- [The task] Reproduce each of the lines word for word.
--- START OF Excerpted records ---
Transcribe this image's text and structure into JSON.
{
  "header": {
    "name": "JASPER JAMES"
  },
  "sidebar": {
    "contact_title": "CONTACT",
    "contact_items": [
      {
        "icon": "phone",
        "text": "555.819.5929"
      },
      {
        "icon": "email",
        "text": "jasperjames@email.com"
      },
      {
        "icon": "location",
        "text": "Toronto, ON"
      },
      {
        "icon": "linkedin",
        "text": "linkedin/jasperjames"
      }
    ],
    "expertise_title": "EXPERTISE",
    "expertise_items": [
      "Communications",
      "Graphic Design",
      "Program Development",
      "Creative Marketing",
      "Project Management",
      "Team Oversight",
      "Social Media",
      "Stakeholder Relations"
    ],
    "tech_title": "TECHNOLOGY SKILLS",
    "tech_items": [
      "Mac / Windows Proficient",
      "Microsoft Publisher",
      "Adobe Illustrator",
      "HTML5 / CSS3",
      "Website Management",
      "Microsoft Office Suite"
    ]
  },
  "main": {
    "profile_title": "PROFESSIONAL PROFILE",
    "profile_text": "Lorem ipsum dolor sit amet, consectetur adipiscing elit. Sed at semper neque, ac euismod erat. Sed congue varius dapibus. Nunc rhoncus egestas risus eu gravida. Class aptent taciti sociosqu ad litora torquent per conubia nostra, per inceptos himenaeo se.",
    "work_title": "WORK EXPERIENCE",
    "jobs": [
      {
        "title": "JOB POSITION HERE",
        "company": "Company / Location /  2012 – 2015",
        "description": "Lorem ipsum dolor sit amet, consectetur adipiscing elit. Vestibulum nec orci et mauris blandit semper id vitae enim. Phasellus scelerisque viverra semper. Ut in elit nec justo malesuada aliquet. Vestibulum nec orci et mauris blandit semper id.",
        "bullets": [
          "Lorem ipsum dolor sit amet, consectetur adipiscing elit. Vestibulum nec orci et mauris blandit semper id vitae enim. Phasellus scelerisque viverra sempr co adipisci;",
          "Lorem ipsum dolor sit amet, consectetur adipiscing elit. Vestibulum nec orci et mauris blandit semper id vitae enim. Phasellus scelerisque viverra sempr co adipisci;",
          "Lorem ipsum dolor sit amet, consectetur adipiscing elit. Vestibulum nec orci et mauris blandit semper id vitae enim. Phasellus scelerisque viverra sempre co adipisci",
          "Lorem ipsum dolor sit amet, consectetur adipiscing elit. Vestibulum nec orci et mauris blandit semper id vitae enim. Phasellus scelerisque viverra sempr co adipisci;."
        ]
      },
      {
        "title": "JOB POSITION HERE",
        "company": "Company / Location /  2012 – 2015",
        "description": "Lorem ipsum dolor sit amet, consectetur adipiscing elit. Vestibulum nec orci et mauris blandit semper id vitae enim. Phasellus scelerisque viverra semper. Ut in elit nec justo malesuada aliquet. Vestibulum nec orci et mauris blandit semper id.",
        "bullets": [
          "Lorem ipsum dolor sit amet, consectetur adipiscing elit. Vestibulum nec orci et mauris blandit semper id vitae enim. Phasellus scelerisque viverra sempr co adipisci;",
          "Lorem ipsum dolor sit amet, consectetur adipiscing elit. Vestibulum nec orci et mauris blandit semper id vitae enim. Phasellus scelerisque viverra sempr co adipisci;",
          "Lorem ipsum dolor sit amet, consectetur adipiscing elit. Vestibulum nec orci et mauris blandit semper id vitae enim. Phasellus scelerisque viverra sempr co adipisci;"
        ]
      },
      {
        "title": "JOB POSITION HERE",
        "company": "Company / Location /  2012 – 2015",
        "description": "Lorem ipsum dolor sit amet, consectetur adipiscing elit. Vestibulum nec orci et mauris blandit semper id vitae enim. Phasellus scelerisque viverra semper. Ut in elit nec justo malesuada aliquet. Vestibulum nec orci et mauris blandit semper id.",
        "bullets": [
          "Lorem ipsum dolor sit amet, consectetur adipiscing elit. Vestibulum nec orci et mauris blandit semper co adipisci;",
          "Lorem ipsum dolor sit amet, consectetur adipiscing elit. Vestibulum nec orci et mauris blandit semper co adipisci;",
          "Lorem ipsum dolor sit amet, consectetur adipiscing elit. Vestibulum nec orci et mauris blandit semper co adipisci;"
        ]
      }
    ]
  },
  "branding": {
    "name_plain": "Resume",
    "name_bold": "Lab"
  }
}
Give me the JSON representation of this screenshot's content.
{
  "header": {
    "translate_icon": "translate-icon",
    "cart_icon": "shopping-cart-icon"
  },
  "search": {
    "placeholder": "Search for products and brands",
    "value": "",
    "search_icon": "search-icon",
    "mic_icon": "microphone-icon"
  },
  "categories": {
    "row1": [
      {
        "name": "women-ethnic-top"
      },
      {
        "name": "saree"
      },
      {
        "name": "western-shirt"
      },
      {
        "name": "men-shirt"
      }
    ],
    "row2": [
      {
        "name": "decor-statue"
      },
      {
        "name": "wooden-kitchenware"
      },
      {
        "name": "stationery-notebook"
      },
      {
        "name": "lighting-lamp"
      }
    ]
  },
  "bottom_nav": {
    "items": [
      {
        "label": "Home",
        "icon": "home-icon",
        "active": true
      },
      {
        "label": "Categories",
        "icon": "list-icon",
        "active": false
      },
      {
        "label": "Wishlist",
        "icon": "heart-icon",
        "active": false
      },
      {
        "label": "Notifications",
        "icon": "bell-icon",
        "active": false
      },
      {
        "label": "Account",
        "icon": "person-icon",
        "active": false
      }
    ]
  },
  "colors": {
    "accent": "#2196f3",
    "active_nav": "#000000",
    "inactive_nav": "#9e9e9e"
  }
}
--- END OF Excerpted records ---
- [Written answer]
Transcribe this image's text and structure into JSON.
{
  "header": {
    "name": "JASPER JAMES"
  },
  "sidebar": {
    "contact_title": "CONTACT",
    "contact_items": [
      {
        "icon": "phone",
        "text": "555.819.5929"
      },
      {
        "icon": "email",
        "text": "jasperjames@email.com"
      },
      {
        "icon": "location",
        "text": "Toronto, ON"
      },
      {
        "icon": "linkedin",
        "text": "linkedin/jasperjames"
      }
    ],
    "expertise_title": "EXPERTISE",
    "expertise_items": [
      "Communications",
      "Graphic Design",
      "Program Development",
      "Creative Marketing",
      "Project Management",
      "Team Oversight",
      "Social Media",
      "Stakeholder Relations"
    ],
    "tech_title": "TECHNOLOGY SKILLS",
    "tech_items": [
      "Mac / Windows Proficient",
      "Microsoft Publisher",
      "Adobe Illustrator",
      "HTML5 / CSS3",
      "Website Management",
      "Microsoft Office Suite"
    ]
  },
  "main": {
    "profile_title": "PROFESSIONAL PROFILE",
    "profile_text": "Lorem ipsum dolor sit amet, consectetur adipiscing elit. Sed at semper neque, ac euismod erat. Sed congue varius dapibus. Nunc rhoncus egestas risus eu gravida. Class aptent taciti sociosqu ad litora torquent per conubia nostra, per inceptos himenaeo se.",
    "work_title": "WORK EXPERIENCE",
    "jobs": [
      {
        "title": "JOB POSITION HERE",
        "company": "Company / Location /  2012 – 2015",
        "description": "Lorem ipsum dolor sit amet, consectetur adipiscing elit. Vestibulum nec orci et mauris blandit semper id vitae enim. Phasellus scelerisque viverra semper. Ut in elit nec justo malesuada aliquet. Vestibulum nec orci et mauris blandit semper id.",
        "bullets": [
          "Lorem ipsum dolor sit amet, consectetur adipiscing elit. Vestibulum nec orci et mauris blandit semper id vitae enim. Phasellus scelerisque viverra sempr co adipisci;",
          "Lorem ipsum dolor sit amet, consectetur adipiscing elit. Vestibulum nec orci et mauris blandit semper id vitae enim. Phasellus scelerisque viverra sempr co adipisci;",
          "Lorem ipsum dolor sit amet, consectetur adipiscing elit. Vestibulum nec orci et mauris blandit semper id vitae enim. Phasellus scelerisque viverra sempre co adipisci",
          "Lorem ipsum dolor sit amet, consectetur adipiscing elit. Vestibulum nec orci et mauris blandit semper id vitae enim. Phasellus scelerisque viverra sempr co adipisci;."
        ]
      },
      {
        "title": "JOB POSITION HERE",
        "company": "Company / Location /  2012 – 2015",
        "description": "Lorem ipsum dolor sit amet, consectetur adipiscing elit. Vestibulum nec orci et mauris blandit semper id vitae enim. Phasellus scelerisque viverra semper. Ut in elit nec justo malesuada aliquet. Vestibulum nec orci et mauris blandit semper id.",
        "bullets": [
          "Lorem ipsum dolor sit amet, consectetur adipiscing elit. Vestibulum nec orci et mauris blandit semper id vitae enim. Phasellus scelerisque viverra sempr co adipisci;",
          "Lorem ipsum dolor sit amet, consectetur adipiscing elit. Vestibulum nec orci et mauris blandit semper id vitae enim. Phasellus scelerisque viverra sempr co adipisci;",
          "Lorem ipsum dolor sit amet, consectetur adipiscing elit. Vestibulum nec orci et mauris blandit semper id vitae enim. Phasellus scelerisque viverra sempr co adipisci;"
        ]
      },
      {
        "title": "JOB POSITION HERE",
        "company": "Company / Location /  2012 – 2015",
        "description": "Lorem ipsum dolor sit amet, consectetur adipiscing elit. Vestibulum nec orci et mauris blandit semper id vitae enim. Phasellus scelerisque viverra semper. Ut in elit nec justo malesuada aliquet. Vestibulum nec orci et mauris blandit semper id.",
        "bullets": [
          "Lorem ipsum dolor sit amet, consectetur adipiscing elit. Vestibulum nec orci et mauris blandit semper co adipisci;",
          "Lorem ipsum dolor sit amet, consectetur adipiscing elit. Vestibulum nec orci et mauris blandit semper co adipisci;",
          "Lorem ipsum dolor sit amet, consectetur adipiscing elit. Vestibulum nec orci et mauris blandit semper co adipisci;"
        ]
      }
    ]
  },
  "branding": {
    "name_plain": "Resume",
    "name_bold": "Lab"
  }
}
Give me the JSON representation of this screenshot's content.
{
  "header": {
    "translate_icon": "translate-icon",
    "cart_icon": "shopping-cart-icon"
  },
  "search": {
    "placeholder": "Search for products and brands",
    "value": "",
    "search_icon": "search-icon",
    "mic_icon": "microphone-icon"
  },
  "categories": {
    "row1": [
      {
        "name": "women-ethnic-top"
      },
      {
        "name": "saree"
      },
      {
        "name": "western-shirt"
      },
      {
        "name": "men-shirt"
      }
    ],
    "row2": [
      {
        "name": "decor-statue"
      },
      {
        "name": "wooden-kitchenware"
      },
      {
        "name": "stationery-notebook"
      },
      {
        "name": "lighting-lamp"
      }
    ]
  },
  "bottom_nav": {
    "items": [
      {
        "label": "Home",
        "icon": "home-icon",
        "active": true
      },
      {
        "label": "Categories",
        "icon": "list-icon",
        "active": false
      },
      {
        "label": "Wishlist",
        "icon": "heart-icon",
        "active": false
      },
      {
        "label": "Notifications",
        "icon": "bell-icon",
        "active": false
      },
      {
        "label": "Account",
        "icon": "person-icon",
        "active": false
      }
    ]
  },
  "colors": {
    "accent": "#2196f3",
    "active_nav": "#000000",
    "inactive_nav": "#9e9e9e"
  }
}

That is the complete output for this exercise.